RECORDS PROVIDED:
>>>>

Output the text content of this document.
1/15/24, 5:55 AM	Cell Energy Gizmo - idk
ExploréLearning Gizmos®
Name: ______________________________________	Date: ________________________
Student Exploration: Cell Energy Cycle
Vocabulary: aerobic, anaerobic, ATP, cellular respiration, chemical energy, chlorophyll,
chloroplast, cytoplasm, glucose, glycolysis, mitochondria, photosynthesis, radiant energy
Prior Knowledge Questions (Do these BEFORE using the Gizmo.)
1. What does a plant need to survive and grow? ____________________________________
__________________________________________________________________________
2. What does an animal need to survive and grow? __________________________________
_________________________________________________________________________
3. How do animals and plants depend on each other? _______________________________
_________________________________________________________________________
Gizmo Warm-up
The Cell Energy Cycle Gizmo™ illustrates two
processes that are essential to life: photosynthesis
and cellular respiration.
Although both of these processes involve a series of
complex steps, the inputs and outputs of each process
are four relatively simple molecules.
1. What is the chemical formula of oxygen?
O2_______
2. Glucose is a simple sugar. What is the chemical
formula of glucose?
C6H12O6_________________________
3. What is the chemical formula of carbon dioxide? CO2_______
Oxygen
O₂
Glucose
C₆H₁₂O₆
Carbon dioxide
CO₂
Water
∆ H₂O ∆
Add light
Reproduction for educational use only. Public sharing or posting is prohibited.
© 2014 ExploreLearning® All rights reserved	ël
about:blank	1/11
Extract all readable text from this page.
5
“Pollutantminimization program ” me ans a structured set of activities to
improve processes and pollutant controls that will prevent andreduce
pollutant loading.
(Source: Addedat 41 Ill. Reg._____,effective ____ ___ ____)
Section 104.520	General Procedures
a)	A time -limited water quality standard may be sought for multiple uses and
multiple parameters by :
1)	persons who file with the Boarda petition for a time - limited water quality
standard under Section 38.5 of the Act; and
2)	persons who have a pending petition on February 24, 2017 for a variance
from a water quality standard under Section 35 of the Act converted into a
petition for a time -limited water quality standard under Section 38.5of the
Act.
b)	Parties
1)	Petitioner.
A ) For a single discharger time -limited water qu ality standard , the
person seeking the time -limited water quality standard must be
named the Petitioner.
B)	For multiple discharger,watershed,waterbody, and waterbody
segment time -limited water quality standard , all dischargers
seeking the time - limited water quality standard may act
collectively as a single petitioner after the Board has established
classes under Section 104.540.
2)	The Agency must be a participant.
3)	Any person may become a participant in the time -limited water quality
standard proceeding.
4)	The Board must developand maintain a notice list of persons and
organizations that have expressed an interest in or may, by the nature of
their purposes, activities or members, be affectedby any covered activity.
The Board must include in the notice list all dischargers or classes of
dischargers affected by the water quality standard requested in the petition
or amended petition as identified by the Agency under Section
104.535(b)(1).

<<<<

Only lines that contain the word "participant" are wanted; copy each of them.

REPLY:
2)	The Agency must be a participant.
3)	Any person may become a participant in the time -limited water quality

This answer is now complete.